本文>
2012年に前立腺悪性腫瘍手術(前立腺全摘除術)がロボット支援腹腔鏡下手術としてはじめて保険適応となり、その後外科的診療を行っている多くの診療科の手術に適応が広がっています。泌尿器科でも、2016年に前立腺癌に次いで比較的小さな腎癌に対する腎部分切除術が保険適応となり、現在では膀胱癌・腎盂尿管癌など悪性腫瘍を対象とした手術中心に多くの手術がロボット支援下に行われるようになっています(表1)。
当院では 2019年2月からロボット支援手術に取り組んでいます。腹腔鏡下手術を含めると従来開腹で行ってきた手術のほとんどがロボット支援腹腔鏡下あるいは腹腔鏡下で行われ、出血量も減少し、術後の患者さんの回復に寄与しています。
※:手術枠の関係で主にロボット支援ではない腹腔鏡下に行っています(2025年1月現在)

提供データ>
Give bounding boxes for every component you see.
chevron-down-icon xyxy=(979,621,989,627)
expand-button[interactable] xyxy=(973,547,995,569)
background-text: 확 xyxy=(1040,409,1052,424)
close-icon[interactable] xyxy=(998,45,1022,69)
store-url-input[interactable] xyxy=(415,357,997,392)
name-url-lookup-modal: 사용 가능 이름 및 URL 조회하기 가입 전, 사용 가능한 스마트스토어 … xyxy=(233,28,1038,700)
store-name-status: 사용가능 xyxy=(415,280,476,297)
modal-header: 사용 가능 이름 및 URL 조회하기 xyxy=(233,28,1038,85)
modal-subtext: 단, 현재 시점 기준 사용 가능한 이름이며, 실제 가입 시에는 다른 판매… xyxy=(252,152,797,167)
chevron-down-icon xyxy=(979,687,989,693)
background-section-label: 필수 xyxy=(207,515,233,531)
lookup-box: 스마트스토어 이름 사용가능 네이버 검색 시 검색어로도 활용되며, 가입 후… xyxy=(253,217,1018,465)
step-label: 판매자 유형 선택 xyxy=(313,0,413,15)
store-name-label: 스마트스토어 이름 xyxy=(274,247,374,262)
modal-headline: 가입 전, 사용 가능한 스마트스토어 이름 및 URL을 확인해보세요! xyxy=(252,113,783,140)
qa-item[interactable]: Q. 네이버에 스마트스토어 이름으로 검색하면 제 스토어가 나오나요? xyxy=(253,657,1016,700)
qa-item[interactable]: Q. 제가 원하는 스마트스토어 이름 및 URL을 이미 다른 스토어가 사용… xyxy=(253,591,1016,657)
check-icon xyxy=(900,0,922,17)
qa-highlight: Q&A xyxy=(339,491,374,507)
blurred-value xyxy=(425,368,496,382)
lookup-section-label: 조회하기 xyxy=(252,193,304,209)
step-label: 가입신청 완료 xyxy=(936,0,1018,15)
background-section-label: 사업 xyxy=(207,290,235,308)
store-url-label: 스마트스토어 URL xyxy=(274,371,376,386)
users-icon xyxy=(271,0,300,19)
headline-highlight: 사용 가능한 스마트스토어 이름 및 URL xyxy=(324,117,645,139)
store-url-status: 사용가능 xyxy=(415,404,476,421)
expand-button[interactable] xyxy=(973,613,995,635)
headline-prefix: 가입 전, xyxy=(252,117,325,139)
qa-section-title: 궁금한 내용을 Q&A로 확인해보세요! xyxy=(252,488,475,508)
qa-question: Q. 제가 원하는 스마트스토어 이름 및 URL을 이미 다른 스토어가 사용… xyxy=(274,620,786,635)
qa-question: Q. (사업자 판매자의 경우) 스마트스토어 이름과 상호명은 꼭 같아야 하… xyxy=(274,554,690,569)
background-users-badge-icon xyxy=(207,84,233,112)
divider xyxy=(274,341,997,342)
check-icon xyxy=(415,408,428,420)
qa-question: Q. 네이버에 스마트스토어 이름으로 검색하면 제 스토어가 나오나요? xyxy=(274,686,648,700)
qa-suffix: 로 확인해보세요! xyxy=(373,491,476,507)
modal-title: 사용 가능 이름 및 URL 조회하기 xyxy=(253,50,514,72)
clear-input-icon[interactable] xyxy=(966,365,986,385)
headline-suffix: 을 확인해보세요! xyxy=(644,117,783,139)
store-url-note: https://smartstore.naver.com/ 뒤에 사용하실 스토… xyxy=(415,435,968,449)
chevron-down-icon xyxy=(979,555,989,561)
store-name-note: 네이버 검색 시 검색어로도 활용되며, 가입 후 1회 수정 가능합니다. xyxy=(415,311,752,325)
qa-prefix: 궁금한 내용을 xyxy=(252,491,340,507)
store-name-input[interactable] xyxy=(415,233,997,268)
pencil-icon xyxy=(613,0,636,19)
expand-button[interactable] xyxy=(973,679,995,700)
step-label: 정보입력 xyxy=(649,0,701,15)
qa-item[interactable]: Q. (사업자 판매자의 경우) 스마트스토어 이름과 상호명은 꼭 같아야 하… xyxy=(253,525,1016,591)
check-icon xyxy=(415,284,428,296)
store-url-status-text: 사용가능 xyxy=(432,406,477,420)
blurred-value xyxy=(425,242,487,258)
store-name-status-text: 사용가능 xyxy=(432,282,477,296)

取り組む内容>
泌尿器科のロボット支援手術を紹介する本文を、最後の文の後から引き継いで書き進めてください。 記録はここでは一切使いません。

回答>
手術 | 症例数 |
---|---|
前立腺全摘除術(前立腺癌) | 32 |
腎部分切除術(腎癌) | 10 |
腎摘除術(腎癌) | 1 |
膀胱全摘除術(膀胱癌) | 6 |
腎盂形成術(腎盂尿管移行部狭窄症) | 2 |
合計 | 51 |
限局性前立腺癌に対する根治療法には、前立腺全摘除術、放射線療法(外照射・小線源療法)があります。
前立腺全摘除術は前立腺・精のうを摘出し、残った膀胱と尿道をつなげ直す(吻合する)手術です。開腹であれば下腹部を10cm以上切開し、出血量も平均 1500ml程度と多い手術になります。尿失禁や勃起不全などの合併症があります。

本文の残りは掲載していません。